** start **
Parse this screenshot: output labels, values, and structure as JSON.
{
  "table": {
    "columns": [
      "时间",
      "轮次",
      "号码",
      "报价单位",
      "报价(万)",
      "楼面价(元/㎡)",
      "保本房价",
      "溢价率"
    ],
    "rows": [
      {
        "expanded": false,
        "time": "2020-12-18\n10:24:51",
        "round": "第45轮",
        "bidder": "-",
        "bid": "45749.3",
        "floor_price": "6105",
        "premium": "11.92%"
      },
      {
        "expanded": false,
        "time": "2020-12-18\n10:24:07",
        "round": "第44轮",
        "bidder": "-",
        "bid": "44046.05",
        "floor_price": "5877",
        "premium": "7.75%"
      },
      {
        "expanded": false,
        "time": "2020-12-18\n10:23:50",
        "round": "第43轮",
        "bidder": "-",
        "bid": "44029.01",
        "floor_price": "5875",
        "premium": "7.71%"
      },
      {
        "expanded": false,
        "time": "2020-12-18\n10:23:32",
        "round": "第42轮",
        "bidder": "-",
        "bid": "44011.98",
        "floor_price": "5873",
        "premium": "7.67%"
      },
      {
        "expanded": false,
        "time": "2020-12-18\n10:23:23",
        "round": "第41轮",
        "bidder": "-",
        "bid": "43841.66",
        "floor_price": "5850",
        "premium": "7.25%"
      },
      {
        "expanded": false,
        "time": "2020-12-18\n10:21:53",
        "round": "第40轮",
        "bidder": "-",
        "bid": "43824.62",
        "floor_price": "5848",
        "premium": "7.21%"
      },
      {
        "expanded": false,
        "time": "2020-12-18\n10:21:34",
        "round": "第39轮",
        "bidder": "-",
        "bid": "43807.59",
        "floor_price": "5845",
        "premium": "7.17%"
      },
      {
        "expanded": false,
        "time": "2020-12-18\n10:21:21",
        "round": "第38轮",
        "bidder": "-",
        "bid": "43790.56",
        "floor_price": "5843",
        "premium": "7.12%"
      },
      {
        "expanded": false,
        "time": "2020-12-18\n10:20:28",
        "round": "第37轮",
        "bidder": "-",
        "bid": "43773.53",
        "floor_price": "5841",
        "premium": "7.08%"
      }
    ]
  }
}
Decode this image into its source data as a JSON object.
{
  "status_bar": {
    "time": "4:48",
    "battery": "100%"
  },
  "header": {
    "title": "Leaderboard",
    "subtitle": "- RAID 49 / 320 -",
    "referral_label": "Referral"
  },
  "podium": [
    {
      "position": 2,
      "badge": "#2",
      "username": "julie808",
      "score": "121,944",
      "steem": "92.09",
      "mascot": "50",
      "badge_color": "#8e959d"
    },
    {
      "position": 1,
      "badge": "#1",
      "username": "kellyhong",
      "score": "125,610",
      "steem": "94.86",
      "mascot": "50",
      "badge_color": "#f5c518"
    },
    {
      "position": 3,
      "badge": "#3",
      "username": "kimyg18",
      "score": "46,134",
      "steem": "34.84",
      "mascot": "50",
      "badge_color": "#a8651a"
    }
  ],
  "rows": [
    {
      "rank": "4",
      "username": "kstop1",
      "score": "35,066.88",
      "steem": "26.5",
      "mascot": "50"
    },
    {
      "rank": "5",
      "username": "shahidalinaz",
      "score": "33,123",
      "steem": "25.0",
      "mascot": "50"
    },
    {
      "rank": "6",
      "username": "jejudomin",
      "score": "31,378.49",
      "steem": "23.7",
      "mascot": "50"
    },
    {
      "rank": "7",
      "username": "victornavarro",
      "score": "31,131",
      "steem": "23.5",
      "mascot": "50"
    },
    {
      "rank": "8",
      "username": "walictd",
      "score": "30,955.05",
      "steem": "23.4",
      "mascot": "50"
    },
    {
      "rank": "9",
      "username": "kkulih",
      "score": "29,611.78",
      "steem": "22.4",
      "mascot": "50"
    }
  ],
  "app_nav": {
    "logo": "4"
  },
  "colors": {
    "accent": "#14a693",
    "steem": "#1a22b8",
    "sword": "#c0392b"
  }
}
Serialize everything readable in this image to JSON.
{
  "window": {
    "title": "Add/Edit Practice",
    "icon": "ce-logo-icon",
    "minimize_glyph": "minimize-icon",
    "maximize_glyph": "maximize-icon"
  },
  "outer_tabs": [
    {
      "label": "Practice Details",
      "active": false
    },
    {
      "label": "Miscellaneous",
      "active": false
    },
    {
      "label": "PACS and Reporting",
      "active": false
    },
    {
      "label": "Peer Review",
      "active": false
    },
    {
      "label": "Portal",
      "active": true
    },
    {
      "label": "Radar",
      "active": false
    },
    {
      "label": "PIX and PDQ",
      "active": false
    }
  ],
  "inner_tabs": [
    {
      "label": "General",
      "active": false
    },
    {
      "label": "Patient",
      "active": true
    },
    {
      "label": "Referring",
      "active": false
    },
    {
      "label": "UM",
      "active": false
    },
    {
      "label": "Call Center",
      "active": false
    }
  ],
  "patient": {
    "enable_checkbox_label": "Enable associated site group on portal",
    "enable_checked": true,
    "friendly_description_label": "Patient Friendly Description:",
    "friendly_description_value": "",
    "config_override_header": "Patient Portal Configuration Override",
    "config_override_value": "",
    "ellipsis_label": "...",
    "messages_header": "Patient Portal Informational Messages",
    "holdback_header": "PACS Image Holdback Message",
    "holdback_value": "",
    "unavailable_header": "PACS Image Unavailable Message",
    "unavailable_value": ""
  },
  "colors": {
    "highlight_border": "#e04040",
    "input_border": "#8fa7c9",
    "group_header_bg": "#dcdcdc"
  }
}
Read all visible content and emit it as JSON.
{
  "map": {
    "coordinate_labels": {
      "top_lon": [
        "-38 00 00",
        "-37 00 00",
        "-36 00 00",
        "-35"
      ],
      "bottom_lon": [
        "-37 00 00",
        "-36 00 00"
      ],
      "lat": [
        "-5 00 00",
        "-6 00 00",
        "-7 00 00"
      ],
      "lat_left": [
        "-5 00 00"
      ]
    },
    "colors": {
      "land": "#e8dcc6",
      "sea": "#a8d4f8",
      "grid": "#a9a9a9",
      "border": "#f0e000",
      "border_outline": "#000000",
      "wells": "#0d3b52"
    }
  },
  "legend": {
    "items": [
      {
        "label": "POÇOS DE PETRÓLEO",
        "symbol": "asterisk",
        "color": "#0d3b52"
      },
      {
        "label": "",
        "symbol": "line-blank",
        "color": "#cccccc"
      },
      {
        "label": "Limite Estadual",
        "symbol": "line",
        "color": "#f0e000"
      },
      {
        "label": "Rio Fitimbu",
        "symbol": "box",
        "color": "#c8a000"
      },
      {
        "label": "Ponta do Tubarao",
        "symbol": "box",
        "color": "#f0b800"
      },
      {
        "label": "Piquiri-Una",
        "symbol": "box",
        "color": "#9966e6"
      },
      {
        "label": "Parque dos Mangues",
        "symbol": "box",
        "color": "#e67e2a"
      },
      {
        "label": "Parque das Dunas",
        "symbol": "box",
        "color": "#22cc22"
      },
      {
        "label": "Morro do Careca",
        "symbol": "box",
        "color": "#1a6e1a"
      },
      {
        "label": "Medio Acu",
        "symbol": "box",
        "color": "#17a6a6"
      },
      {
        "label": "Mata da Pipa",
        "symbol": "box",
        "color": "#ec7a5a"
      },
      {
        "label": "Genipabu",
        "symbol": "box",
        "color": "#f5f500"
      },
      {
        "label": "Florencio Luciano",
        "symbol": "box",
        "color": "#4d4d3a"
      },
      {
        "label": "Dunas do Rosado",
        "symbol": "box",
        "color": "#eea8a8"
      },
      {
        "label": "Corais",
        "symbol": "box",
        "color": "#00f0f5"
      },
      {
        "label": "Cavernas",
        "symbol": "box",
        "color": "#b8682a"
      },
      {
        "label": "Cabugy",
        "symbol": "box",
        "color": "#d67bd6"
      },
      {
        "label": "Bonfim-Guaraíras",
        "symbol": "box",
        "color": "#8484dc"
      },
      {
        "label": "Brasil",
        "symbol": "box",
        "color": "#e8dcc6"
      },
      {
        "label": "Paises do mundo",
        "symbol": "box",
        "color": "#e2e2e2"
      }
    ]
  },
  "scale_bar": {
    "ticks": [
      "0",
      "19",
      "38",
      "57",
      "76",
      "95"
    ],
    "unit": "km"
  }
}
** end **
(GOAL OF THE EXERCISE): The answer is the number of lines in the preceding material that hold "username"; write that number and nothing else.

(OUTPUT OF THE EXERCISE): 9